**JOB**
Can you print the stretch of entries below, from their very start through the line containing "seafloor-mask — [476, 378, 500, 488]", reproducing each line without any change?

**SUPPLIED ENTRIES**
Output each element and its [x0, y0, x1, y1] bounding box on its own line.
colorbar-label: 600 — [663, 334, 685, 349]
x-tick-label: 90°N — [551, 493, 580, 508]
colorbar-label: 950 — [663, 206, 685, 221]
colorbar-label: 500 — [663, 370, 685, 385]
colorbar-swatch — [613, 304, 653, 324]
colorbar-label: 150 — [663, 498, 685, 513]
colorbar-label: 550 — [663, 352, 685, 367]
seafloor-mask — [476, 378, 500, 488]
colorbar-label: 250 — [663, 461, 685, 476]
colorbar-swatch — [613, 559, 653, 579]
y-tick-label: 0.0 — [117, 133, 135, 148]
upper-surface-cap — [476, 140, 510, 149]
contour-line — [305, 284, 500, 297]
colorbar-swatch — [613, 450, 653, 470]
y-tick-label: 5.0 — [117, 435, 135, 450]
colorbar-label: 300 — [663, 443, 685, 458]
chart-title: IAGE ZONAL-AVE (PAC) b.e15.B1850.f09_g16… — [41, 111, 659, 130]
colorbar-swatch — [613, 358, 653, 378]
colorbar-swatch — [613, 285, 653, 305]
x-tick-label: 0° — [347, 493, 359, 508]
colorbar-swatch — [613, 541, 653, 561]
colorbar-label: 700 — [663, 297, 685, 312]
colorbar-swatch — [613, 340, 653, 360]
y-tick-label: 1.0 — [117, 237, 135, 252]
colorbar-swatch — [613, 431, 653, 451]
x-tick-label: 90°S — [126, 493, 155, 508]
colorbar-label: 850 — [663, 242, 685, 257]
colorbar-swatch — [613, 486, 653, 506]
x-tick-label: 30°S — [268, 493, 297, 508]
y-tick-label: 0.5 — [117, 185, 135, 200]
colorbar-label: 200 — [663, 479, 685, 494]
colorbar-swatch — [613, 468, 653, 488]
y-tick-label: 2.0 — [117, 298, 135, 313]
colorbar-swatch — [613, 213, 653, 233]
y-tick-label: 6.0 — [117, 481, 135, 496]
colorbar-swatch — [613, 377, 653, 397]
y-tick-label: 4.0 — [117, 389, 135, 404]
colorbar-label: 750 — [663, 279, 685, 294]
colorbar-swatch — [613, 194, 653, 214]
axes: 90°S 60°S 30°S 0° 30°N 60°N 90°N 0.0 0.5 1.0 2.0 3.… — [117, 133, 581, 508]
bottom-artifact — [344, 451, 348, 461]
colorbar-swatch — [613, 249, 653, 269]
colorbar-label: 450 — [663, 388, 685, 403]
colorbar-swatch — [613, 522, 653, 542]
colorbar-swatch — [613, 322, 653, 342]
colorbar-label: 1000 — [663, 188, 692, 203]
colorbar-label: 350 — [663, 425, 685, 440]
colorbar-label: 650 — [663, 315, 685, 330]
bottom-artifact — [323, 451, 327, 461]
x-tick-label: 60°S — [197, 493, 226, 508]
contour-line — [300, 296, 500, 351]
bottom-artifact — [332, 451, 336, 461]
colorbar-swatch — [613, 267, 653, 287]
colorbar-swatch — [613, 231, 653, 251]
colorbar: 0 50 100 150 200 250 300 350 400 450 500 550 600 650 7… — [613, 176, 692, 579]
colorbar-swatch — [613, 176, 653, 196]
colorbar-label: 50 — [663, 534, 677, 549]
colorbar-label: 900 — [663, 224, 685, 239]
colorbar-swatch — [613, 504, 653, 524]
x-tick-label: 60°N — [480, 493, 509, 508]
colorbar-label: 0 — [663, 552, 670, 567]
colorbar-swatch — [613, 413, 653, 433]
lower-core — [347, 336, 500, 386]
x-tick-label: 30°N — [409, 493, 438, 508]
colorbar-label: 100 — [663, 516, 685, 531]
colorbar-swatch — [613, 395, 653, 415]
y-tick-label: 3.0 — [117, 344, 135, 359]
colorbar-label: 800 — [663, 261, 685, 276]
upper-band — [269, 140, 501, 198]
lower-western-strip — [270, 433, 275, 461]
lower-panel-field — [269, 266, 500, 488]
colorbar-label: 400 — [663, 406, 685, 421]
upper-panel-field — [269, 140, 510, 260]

**THE RESPONSE**
Output each element and its [x0, y0, x1, y1] bounding box on its own line.
colorbar-label: 600 — [663, 334, 685, 349]
x-tick-label: 90°N — [551, 493, 580, 508]
colorbar-label: 950 — [663, 206, 685, 221]
colorbar-label: 500 — [663, 370, 685, 385]
colorbar-swatch — [613, 304, 653, 324]
colorbar-label: 150 — [663, 498, 685, 513]
colorbar-label: 550 — [663, 352, 685, 367]
seafloor-mask — [476, 378, 500, 488]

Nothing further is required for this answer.